### What is needed
All records are to be restated exactly, each line as it reads.

Document page data
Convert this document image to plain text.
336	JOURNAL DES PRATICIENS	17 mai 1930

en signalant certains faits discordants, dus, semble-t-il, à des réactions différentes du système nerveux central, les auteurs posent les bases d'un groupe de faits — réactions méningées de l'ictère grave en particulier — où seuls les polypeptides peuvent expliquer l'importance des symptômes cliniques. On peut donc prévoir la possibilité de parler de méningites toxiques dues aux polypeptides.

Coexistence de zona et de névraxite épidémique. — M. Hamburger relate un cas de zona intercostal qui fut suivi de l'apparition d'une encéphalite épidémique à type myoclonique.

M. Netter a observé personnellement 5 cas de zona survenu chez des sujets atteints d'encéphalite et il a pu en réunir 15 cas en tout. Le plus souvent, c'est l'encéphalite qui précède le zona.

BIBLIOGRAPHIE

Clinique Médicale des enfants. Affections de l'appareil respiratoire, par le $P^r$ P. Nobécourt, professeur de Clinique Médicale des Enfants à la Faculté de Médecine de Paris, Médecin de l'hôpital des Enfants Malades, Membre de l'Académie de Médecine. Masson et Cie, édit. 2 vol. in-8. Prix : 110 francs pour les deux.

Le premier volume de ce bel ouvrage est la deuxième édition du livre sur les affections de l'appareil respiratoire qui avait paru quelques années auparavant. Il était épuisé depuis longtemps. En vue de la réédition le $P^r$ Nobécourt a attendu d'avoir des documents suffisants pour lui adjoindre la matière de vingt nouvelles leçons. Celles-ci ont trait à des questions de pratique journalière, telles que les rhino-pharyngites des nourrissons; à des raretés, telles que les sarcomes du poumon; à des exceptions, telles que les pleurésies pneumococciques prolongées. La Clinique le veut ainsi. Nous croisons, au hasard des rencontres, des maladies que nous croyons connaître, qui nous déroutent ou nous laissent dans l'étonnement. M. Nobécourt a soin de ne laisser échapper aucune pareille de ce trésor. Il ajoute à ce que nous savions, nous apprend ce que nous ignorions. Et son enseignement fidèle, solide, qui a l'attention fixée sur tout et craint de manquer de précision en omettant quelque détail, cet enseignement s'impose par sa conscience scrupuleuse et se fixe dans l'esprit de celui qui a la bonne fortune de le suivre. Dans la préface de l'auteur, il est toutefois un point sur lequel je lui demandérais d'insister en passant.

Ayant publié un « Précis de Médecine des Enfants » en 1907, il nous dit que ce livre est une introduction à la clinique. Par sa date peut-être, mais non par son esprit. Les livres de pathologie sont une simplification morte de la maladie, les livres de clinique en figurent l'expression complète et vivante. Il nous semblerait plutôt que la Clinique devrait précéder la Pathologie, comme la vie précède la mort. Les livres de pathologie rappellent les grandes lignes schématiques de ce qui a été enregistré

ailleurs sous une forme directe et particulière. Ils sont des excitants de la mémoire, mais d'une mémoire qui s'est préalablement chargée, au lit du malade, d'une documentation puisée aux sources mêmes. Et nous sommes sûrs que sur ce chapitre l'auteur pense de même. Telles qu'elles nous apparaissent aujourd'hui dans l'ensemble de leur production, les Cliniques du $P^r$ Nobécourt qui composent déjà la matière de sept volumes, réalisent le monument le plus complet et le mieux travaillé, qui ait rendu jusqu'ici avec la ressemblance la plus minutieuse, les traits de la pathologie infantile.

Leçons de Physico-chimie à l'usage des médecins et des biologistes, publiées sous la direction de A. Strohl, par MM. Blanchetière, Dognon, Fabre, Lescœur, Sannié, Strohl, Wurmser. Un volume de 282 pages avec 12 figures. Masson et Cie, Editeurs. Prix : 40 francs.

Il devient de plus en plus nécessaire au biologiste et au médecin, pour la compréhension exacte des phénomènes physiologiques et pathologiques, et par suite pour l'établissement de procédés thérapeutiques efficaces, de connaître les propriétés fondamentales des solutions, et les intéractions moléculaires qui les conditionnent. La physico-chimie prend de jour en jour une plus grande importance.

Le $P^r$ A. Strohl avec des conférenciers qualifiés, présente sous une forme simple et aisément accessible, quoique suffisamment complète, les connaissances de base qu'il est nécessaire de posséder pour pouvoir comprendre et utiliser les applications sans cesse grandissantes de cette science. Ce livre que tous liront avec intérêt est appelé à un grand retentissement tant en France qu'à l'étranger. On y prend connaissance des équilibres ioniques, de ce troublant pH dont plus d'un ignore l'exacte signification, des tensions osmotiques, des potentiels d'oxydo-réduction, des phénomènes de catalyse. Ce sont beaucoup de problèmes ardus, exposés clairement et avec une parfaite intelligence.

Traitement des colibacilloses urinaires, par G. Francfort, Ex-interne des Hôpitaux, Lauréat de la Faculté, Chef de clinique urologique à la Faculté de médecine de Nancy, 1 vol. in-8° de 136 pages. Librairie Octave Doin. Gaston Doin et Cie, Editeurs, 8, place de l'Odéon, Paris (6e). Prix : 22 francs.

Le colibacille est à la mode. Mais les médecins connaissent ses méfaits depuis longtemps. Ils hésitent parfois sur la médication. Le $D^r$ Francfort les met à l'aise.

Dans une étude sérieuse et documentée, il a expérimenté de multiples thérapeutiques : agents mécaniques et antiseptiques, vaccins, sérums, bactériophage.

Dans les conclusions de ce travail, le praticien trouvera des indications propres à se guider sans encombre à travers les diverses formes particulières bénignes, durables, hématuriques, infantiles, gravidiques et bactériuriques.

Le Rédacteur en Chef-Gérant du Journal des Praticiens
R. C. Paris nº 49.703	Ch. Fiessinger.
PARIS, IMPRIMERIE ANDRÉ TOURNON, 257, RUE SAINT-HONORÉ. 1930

### Response below
Convert this document image to plain text.
336	JOURNAL DES PRATICIENS	17 mai 1930

en signalant certains faits discordants, dus, semble-t-il, à des réactions différentes du système nerveux central, les auteurs posent les bases d'un groupe de faits — réactions méningées de l'ictère grave en particulier — où seuls les polypeptides peuvent expliquer l'importance des symptômes cliniques. On peut donc prévoir la possibilité de parler de méningites toxiques dues aux polypeptides.

Coexistence de zona et de névraxite épidémique. — M. Hamburger relate un cas de zona intercostal qui fut suivi de l'apparition d'une encéphalite épidémique à type myoclonique.

M. Netter a observé personnellement 5 cas de zona survenu chez des sujets atteints d'encéphalite et il a pu en réunir 15 cas en tout. Le plus souvent, c'est l'encéphalite qui précède le zona.

BIBLIOGRAPHIE

Clinique Médicale des enfants. Affections de l'appareil respiratoire, par le $P^r$ P. Nobécourt, professeur de Clinique Médicale des Enfants à la Faculté de Médecine de Paris, Médecin de l'hôpital des Enfants Malades, Membre de l'Académie de Médecine. Masson et Cie, édit. 2 vol. in-8. Prix : 110 francs pour les deux.

Le premier volume de ce bel ouvrage est la deuxième édition du livre sur les affections de l'appareil respiratoire qui avait paru quelques années auparavant. Il était épuisé depuis longtemps. En vue de la réédition le $P^r$ Nobécourt a attendu d'avoir des documents suffisants pour lui adjoindre la matière de vingt nouvelles leçons. Celles-ci ont trait à des questions de pratique journalière, telles que les rhino-pharyngites des nourrissons; à des raretés, telles que les sarcomes du poumon; à des exceptions, telles que les pleurésies pneumococciques prolongées. La Clinique le veut ainsi. Nous croisons, au hasard des rencontres, des maladies que nous croyons connaître, qui nous déroutent ou nous laissent dans l'étonnement. M. Nobécourt a soin de ne laisser échapper aucune pareille de ce trésor. Il ajoute à ce que nous savions, nous apprend ce que nous ignorions. Et son enseignement fidèle, solide, qui a l'attention fixée sur tout et craint de manquer de précision en omettant quelque détail, cet enseignement s'impose par sa conscience scrupuleuse et se fixe dans l'esprit de celui qui a la bonne fortune de le suivre. Dans la préface de l'auteur, il est toutefois un point sur lequel je lui demandérais d'insister en passant.

Ayant publié un « Précis de Médecine des Enfants » en 1907, il nous dit que ce livre est une introduction à la clinique. Par sa date peut-être, mais non par son esprit. Les livres de pathologie sont une simplification morte de la maladie, les livres de clinique en figurent l'expression complète et vivante. Il nous semblerait plutôt que la Clinique devrait précéder la Pathologie, comme la vie précède la mort. Les livres de pathologie rappellent les grandes lignes schématiques de ce qui a été enregistré

ailleurs sous une forme directe et particulière. Ils sont des excitants de la mémoire, mais d'une mémoire qui s'est préalablement chargée, au lit du malade, d'une documentation puisée aux sources mêmes. Et nous sommes sûrs que sur ce chapitre l'auteur pense de même. Telles qu'elles nous apparaissent aujourd'hui dans l'ensemble de leur production, les Cliniques du $P^r$ Nobécourt qui composent déjà la matière de sept volumes, réalisent le monument le plus complet et le mieux travaillé, qui ait rendu jusqu'ici avec la ressemblance la plus minutieuse, les traits de la pathologie infantile.

Leçons de Physico-chimie à l'usage des médecins et des biologistes, publiées sous la direction de A. Strohl, par MM. Blanchetière, Dognon, Fabre, Lescœur, Sannié, Strohl, Wurmser. Un volume de 282 pages avec 12 figures. Masson et Cie, Editeurs. Prix : 40 francs.

Il devient de plus en plus nécessaire au biologiste et au médecin, pour la compréhension exacte des phénomènes physiologiques et pathologiques, et par suite pour l'établissement de procédés thérapeutiques efficaces, de connaître les propriétés fondamentales des solutions, et les intéractions moléculaires qui les conditionnent. La physico-chimie prend de jour en jour une plus grande importance.

Le $P^r$ A. Strohl avec des conférenciers qualifiés, présente sous une forme simple et aisément accessible, quoique suffisamment complète, les connaissances de base qu'il est nécessaire de posséder pour pouvoir comprendre et utiliser les applications sans cesse grandissantes de cette science. Ce livre que tous liront avec intérêt est appelé à un grand retentissement tant en France qu'à l'étranger. On y prend connaissance des équilibres ioniques, de ce troublant pH dont plus d'un ignore l'exacte signification, des tensions osmotiques, des potentiels d'oxydo-réduction, des phénomènes de catalyse. Ce sont beaucoup de problèmes ardus, exposés clairement et avec une parfaite intelligence.

Traitement des colibacilloses urinaires, par G. Francfort, Ex-interne des Hôpitaux, Lauréat de la Faculté, Chef de clinique urologique à la Faculté de médecine de Nancy, 1 vol. in-8° de 136 pages. Librairie Octave Doin. Gaston Doin et Cie, Editeurs, 8, place de l'Odéon, Paris (6e). Prix : 22 francs.

Le colibacille est à la mode. Mais les médecins connaissent ses méfaits depuis longtemps. Ils hésitent parfois sur la médication. Le $D^r$ Francfort les met à l'aise.

Dans une étude sérieuse et documentée, il a expérimenté de multiples thérapeutiques : agents mécaniques et antiseptiques, vaccins, sérums, bactériophage.

Dans les conclusions de ce travail, le praticien trouvera des indications propres à se guider sans encombre à travers les diverses formes particulières bénignes, durables, hématuriques, infantiles, gravidiques et bactériuriques.

Le Rédacteur en Chef-Gérant du Journal des Praticiens
R. C. Paris nº 49.703	Ch. Fiessinger.
PARIS, IMPRIMERIE ANDRÉ TOURNON, 257, RUE SAINT-HONORÉ. 1930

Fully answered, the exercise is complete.